| TO DO |
Present the data once more in exactly its original form.

--- Start MATERIAL FOR THIS TASK ---

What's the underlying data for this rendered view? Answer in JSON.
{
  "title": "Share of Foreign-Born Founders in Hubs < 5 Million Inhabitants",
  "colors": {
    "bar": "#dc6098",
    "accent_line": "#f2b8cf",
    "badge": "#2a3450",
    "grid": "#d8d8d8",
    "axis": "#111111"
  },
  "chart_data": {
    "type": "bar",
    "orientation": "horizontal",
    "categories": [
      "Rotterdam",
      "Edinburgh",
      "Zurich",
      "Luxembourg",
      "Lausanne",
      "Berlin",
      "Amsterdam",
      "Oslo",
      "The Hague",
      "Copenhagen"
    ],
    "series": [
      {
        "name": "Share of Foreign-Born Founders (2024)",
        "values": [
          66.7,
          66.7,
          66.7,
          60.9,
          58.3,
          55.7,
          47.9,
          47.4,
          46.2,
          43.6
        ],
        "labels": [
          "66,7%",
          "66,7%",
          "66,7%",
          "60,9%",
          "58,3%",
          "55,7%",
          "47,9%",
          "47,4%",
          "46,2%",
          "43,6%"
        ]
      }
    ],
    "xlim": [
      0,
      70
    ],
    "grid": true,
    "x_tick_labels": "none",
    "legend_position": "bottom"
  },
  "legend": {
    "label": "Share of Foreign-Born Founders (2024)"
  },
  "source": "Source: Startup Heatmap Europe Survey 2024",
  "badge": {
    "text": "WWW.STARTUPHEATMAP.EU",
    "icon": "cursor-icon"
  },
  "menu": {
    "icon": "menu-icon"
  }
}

--- End MATERIAL FOR THIS TASK ---

| THE REPLY |
What's the underlying data for this rendered view? Answer in JSON.
{
  "title": "Share of Foreign-Born Founders in Hubs < 5 Million Inhabitants",
  "colors": {
    "bar": "#dc6098",
    "accent_line": "#f2b8cf",
    "badge": "#2a3450",
    "grid": "#d8d8d8",
    "axis": "#111111"
  },
  "chart_data": {
    "type": "bar",
    "orientation": "horizontal",
    "categories": [
      "Rotterdam",
      "Edinburgh",
      "Zurich",
      "Luxembourg",
      "Lausanne",
      "Berlin",
      "Amsterdam",
      "Oslo",
      "The Hague",
      "Copenhagen"
    ],
    "series": [
      {
        "name": "Share of Foreign-Born Founders (2024)",
        "values": [
          66.7,
          66.7,
          66.7,
          60.9,
          58.3,
          55.7,
          47.9,
          47.4,
          46.2,
          43.6
        ],
        "labels": [
          "66,7%",
          "66,7%",
          "66,7%",
          "60,9%",
          "58,3%",
          "55,7%",
          "47,9%",
          "47,4%",
          "46,2%",
          "43,6%"
        ]
      }
    ],
    "xlim": [
      0,
      70
    ],
    "grid": true,
    "x_tick_labels": "none",
    "legend_position": "bottom"
  },
  "legend": {
    "label": "Share of Foreign-Born Founders (2024)"
  },
  "source": "Source: Startup Heatmap Europe Survey 2024",
  "badge": {
    "text": "WWW.STARTUPHEATMAP.EU",
    "icon": "cursor-icon"
  },
  "menu": {
    "icon": "menu-icon"
  }
}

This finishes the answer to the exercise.